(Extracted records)

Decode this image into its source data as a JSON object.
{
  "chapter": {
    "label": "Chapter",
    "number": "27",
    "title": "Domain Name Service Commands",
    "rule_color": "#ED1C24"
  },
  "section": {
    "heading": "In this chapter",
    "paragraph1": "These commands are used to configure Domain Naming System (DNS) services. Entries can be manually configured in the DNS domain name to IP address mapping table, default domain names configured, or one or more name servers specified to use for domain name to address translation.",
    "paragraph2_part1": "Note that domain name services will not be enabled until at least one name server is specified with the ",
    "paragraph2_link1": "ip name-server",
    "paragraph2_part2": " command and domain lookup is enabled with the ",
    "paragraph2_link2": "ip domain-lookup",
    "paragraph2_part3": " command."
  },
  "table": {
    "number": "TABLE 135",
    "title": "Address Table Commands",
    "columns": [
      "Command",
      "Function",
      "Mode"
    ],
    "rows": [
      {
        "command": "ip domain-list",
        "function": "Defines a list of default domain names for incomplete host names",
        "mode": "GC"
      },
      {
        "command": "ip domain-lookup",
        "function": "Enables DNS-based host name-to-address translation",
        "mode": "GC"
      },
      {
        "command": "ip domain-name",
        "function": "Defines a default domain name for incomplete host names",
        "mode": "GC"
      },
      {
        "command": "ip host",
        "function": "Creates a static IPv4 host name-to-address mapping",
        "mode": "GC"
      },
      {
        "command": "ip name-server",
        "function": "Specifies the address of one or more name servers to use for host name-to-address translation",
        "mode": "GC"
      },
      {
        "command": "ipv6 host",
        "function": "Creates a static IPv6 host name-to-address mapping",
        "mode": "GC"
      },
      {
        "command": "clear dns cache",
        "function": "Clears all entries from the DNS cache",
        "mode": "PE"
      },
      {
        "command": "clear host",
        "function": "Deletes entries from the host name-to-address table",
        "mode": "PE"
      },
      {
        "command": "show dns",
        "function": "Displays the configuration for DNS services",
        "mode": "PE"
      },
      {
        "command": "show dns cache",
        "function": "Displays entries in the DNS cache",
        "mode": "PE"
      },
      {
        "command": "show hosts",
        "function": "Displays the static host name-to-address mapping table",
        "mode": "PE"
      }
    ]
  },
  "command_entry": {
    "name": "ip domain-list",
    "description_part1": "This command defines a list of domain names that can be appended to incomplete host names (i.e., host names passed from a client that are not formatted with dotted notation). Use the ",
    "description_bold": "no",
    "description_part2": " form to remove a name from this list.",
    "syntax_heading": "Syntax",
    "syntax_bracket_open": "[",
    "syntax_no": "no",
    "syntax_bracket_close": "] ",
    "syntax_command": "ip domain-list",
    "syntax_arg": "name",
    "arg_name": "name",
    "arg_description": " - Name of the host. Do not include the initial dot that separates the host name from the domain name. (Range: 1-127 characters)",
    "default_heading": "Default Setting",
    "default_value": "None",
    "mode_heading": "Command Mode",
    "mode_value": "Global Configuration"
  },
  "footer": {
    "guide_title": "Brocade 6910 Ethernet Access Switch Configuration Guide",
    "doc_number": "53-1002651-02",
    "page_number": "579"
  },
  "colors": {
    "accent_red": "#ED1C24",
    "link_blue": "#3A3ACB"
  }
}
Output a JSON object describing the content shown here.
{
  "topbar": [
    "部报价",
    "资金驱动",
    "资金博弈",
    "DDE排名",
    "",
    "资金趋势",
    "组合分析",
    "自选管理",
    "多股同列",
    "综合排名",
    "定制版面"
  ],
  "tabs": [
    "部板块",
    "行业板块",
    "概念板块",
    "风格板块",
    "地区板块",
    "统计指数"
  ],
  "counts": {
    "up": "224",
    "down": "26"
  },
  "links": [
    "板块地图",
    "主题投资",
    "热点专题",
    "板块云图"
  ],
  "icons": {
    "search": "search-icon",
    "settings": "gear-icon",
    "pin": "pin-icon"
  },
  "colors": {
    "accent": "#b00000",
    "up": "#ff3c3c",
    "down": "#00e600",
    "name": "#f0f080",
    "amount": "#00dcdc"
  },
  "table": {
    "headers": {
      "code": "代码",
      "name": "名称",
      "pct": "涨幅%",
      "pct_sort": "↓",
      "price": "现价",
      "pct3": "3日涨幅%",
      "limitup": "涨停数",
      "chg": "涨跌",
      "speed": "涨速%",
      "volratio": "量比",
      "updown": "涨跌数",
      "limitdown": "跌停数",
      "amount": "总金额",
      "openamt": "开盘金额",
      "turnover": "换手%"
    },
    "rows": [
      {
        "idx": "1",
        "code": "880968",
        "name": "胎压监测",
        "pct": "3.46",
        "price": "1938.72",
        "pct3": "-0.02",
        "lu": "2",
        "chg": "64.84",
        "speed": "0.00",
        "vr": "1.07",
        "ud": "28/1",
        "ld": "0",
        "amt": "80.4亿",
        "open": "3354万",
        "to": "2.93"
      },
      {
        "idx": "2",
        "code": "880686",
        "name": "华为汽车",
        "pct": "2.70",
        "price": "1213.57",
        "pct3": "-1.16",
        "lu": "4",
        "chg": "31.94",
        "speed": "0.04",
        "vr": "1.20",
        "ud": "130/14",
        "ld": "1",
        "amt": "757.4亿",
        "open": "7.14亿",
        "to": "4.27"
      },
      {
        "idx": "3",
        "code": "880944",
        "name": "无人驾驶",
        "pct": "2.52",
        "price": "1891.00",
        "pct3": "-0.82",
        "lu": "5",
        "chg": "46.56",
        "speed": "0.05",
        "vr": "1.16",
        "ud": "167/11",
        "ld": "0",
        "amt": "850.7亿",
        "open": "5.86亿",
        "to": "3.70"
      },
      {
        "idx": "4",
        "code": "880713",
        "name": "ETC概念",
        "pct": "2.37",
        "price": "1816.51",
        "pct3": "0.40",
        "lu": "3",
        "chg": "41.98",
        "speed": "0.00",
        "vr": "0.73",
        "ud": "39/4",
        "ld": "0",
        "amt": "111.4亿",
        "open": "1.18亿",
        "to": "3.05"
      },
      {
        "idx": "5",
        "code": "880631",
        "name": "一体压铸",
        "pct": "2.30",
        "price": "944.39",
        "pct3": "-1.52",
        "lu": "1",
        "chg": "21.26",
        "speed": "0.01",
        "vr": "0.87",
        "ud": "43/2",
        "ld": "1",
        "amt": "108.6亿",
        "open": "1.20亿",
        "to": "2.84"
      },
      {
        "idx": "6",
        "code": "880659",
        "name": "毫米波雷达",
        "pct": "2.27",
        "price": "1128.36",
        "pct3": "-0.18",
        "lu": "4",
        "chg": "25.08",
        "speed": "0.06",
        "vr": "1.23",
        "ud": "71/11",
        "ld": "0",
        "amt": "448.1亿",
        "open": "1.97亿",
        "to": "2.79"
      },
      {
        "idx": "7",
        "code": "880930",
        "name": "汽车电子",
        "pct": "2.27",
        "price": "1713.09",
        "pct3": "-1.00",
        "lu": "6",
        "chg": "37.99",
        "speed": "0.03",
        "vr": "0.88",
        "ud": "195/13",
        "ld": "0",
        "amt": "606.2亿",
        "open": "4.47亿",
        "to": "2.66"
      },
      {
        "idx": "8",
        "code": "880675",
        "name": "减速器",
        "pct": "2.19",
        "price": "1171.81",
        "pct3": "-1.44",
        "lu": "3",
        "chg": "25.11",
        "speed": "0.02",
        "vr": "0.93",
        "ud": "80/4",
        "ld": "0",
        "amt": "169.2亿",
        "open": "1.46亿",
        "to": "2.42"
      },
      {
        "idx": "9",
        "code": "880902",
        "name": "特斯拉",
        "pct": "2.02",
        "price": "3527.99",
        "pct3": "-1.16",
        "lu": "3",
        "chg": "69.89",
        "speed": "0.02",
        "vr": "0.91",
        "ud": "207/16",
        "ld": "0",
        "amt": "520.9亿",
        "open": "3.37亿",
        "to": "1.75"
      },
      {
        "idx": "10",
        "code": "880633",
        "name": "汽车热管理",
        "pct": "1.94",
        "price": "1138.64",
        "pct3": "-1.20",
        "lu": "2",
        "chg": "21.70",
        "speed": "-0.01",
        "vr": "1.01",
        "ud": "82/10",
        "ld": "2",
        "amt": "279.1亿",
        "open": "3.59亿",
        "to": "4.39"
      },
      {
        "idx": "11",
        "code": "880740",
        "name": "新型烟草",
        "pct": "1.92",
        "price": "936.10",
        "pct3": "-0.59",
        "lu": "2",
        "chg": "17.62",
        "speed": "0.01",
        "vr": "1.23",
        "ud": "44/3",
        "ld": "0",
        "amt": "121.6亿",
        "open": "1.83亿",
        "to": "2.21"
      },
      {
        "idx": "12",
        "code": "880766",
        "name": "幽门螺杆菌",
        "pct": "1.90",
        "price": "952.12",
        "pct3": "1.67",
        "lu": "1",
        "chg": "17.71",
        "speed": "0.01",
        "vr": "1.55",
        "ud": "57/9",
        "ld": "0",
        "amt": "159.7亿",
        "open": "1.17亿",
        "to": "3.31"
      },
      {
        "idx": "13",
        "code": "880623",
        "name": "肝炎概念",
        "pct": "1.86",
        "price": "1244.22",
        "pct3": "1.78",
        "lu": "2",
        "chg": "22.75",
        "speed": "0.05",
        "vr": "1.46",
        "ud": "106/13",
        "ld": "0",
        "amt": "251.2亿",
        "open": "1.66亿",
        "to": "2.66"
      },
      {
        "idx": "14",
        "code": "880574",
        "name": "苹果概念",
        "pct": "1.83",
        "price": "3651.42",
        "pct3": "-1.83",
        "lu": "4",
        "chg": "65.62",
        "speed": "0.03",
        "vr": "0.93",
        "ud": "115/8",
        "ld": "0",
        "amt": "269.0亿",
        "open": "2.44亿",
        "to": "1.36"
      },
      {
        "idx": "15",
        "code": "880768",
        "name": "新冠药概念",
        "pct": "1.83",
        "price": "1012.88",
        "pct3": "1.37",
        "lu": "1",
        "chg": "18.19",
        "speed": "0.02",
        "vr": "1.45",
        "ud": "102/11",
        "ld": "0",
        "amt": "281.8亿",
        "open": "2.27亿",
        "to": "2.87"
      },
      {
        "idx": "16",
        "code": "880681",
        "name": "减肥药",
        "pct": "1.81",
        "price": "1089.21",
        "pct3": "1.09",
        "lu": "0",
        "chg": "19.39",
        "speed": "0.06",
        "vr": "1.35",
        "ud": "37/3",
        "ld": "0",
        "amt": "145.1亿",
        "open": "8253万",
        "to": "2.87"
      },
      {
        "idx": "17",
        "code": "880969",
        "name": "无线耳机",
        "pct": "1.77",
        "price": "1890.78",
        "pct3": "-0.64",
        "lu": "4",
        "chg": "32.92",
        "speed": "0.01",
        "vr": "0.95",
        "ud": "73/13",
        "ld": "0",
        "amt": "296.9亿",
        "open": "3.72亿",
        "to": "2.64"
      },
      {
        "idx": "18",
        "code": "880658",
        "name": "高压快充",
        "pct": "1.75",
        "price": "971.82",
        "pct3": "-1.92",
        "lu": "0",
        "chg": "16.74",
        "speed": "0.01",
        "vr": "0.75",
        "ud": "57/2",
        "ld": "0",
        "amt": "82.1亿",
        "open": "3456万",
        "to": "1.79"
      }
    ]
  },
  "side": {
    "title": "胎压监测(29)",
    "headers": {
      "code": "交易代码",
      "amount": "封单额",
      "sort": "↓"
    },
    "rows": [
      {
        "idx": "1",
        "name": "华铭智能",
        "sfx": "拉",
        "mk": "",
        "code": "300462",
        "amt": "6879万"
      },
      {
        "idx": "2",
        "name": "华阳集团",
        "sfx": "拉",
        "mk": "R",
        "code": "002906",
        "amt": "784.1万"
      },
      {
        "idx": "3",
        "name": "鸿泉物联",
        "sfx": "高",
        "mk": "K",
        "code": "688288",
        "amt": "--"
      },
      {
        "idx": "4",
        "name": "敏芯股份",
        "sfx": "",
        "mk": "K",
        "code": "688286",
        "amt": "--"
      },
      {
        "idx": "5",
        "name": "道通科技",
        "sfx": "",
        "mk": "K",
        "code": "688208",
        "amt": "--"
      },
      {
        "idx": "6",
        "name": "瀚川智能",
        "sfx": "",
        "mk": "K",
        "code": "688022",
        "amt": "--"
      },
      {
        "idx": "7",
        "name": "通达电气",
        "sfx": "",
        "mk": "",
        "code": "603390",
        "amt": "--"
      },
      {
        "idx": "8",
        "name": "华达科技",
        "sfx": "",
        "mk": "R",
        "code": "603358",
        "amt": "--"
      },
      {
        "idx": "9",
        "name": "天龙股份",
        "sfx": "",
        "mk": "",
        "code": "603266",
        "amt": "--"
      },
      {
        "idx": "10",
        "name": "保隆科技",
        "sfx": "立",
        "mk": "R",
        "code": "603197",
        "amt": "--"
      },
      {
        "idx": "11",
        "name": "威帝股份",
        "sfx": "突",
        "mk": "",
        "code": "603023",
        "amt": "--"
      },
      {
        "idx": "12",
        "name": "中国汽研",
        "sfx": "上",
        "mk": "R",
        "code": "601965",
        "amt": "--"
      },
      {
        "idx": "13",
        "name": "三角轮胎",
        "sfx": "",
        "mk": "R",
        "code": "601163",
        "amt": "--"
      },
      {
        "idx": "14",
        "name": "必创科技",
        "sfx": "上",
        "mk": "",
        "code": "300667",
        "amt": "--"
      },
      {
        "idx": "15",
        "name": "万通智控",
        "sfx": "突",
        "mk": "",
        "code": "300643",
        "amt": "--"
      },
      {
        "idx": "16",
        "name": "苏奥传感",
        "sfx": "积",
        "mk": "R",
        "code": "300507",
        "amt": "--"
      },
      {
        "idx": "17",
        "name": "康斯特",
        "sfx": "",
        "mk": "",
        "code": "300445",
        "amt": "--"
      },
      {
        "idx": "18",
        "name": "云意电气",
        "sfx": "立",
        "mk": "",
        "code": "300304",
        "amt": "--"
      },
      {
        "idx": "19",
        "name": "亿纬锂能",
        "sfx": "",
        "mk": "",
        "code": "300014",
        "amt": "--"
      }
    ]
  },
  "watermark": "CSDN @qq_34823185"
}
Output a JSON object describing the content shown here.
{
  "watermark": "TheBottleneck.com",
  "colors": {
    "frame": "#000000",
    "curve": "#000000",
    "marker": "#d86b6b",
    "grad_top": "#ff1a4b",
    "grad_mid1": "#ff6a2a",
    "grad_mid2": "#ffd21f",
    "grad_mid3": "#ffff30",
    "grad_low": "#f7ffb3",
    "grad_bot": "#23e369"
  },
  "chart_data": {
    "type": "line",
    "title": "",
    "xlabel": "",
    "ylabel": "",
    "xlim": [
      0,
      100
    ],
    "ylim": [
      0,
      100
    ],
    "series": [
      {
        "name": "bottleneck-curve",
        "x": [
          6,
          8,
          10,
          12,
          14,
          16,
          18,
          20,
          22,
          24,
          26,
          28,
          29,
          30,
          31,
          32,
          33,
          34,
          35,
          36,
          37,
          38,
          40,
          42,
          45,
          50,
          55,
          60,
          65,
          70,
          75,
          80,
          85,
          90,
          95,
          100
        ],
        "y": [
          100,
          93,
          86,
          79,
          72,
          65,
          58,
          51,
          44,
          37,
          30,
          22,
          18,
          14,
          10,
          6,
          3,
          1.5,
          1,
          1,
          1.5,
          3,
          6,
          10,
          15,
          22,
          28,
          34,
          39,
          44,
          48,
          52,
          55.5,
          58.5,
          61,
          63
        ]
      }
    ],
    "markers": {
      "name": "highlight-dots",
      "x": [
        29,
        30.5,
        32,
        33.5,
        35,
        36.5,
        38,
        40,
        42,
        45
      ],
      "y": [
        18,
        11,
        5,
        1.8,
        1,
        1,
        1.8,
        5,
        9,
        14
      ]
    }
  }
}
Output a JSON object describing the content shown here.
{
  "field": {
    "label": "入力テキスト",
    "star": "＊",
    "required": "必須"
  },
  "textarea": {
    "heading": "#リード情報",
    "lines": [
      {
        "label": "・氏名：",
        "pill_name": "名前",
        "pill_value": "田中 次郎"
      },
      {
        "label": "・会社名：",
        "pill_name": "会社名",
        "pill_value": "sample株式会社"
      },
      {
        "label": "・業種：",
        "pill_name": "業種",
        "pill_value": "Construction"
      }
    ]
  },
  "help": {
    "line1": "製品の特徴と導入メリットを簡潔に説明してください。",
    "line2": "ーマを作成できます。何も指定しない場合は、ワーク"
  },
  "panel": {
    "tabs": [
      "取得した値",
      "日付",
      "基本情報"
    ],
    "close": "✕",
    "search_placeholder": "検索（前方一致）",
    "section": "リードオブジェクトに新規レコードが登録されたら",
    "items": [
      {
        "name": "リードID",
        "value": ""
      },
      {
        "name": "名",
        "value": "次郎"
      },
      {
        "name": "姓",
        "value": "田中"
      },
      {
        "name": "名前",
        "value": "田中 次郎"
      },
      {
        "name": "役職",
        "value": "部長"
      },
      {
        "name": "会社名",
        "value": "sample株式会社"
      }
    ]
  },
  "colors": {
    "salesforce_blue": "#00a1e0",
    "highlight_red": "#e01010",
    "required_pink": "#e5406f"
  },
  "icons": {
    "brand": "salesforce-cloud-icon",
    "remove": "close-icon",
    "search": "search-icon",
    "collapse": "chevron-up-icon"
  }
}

> **GOAL**: From the listing above, return each line with the word "curve".

> **COMPLETE ANSWER**:
    "curve": "#000000",
        "name": "bottleneck-curve",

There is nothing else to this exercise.